━━━ Supplied entries ━━━

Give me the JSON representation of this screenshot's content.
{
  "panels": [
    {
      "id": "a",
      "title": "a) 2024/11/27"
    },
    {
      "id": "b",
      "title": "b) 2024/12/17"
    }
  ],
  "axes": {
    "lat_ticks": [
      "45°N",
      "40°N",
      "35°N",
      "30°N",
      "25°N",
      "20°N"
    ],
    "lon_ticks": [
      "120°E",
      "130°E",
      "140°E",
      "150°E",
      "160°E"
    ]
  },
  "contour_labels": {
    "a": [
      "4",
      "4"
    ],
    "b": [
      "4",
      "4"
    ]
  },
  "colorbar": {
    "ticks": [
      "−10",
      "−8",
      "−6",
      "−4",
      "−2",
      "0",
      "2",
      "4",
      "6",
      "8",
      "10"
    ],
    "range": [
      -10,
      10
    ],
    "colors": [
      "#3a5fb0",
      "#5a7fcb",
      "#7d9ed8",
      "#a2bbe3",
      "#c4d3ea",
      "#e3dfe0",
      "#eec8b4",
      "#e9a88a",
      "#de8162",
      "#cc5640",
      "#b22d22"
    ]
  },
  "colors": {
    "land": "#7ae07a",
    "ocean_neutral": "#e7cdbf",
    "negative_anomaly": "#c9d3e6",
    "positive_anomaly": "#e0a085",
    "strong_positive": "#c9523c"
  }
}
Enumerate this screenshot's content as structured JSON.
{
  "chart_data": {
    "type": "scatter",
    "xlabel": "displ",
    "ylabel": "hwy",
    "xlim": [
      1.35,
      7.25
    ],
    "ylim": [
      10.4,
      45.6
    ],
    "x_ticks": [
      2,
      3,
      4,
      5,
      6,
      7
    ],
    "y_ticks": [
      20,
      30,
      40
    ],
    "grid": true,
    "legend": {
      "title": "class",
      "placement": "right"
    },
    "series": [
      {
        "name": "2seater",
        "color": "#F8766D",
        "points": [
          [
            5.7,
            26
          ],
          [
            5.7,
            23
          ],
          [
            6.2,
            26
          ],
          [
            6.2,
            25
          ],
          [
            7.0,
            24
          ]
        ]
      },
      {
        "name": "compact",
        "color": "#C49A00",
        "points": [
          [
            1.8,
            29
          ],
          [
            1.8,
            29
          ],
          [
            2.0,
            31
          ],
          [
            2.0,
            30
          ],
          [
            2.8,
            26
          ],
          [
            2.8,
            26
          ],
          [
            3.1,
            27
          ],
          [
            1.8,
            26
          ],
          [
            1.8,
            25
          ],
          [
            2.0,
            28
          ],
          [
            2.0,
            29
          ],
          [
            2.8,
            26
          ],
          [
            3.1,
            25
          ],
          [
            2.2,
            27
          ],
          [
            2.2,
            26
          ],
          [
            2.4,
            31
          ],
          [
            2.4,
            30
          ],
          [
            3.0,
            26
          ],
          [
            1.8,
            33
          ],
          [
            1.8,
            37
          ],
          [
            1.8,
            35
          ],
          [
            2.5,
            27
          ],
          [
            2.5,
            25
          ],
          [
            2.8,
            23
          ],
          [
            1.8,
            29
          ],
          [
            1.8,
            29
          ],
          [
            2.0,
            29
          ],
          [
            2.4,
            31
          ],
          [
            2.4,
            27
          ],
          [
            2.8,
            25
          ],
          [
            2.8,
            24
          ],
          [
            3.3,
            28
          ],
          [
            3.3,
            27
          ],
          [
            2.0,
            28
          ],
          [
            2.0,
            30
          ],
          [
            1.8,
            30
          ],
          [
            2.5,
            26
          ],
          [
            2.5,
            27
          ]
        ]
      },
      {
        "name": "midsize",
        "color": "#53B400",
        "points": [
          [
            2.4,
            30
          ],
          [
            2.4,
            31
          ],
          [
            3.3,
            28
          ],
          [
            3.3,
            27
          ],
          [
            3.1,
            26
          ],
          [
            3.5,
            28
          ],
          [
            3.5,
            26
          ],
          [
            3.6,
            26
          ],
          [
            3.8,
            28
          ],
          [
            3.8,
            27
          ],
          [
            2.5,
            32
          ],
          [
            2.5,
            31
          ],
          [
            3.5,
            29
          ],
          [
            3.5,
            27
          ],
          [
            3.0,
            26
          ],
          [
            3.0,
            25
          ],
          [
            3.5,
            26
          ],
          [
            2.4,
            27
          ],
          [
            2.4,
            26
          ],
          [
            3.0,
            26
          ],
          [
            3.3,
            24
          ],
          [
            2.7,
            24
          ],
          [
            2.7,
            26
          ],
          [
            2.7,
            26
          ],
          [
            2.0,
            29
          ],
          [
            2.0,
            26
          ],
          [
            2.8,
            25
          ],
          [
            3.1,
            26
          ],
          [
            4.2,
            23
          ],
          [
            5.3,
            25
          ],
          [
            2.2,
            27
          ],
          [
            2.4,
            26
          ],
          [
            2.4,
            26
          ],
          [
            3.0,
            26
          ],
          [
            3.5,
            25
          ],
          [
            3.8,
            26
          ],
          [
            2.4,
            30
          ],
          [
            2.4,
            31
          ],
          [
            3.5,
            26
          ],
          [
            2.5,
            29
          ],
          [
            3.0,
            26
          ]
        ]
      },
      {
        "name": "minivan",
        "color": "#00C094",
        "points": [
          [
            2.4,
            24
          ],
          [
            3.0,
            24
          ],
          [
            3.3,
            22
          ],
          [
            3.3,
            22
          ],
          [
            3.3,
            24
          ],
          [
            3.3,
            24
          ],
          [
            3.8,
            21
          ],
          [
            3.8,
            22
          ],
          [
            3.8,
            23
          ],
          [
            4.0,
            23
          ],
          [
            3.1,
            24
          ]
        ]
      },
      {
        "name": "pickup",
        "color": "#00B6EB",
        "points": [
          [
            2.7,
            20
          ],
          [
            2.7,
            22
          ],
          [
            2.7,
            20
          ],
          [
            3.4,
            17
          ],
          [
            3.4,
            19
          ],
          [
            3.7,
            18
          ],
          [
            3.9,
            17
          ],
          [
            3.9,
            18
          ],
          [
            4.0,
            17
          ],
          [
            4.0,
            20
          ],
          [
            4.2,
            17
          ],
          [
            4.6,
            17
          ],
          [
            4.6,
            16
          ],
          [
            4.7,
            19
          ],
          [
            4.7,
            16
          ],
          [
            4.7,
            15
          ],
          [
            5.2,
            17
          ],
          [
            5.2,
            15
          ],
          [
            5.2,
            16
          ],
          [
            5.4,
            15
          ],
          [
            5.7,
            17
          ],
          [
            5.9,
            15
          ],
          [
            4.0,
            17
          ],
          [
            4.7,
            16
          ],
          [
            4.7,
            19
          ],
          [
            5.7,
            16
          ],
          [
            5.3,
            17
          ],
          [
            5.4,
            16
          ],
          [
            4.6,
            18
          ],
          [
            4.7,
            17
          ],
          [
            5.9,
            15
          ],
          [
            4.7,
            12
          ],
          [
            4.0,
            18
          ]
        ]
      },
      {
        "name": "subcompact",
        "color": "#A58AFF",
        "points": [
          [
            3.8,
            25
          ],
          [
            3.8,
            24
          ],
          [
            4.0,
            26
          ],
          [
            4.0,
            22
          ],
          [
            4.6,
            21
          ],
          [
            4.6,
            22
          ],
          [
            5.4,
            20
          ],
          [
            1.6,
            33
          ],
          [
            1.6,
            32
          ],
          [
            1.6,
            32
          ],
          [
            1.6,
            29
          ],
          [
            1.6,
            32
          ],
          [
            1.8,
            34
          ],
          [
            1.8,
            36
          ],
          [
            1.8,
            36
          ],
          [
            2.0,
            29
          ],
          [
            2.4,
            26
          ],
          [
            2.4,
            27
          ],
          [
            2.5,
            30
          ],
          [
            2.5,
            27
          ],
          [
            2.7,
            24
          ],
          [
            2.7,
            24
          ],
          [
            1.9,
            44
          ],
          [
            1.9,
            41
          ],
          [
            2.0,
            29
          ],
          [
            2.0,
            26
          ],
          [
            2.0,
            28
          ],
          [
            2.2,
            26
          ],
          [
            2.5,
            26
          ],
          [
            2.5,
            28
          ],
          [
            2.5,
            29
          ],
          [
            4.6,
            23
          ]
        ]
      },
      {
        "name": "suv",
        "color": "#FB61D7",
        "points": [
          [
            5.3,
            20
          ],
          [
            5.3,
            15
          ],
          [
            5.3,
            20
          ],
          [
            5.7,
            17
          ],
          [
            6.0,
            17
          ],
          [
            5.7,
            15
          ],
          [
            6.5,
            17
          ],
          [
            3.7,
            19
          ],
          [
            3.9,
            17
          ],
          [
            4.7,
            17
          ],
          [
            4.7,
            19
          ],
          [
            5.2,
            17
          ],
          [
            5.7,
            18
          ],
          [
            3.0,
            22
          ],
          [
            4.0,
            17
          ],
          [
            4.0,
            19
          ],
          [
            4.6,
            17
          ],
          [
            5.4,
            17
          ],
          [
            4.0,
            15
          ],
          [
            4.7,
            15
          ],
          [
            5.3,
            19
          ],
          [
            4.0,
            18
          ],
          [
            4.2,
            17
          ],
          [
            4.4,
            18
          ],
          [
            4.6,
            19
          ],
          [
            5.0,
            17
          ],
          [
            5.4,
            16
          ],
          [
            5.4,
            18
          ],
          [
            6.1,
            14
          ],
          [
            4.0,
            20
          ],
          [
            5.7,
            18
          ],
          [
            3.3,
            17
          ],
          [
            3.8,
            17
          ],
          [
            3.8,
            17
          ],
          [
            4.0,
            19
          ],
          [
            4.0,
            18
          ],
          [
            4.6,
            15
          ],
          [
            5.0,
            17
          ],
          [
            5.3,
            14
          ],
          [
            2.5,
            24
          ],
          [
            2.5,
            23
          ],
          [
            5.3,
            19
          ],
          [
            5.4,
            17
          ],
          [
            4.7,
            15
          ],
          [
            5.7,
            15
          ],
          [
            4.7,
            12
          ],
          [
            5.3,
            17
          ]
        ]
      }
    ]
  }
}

━━━

- Your goal:
Show the lines of the records that contain the word "content".

- Worked answer:
Give me the JSON representation of this screenshot's content.
Enumerate this screenshot's content as structured JSON.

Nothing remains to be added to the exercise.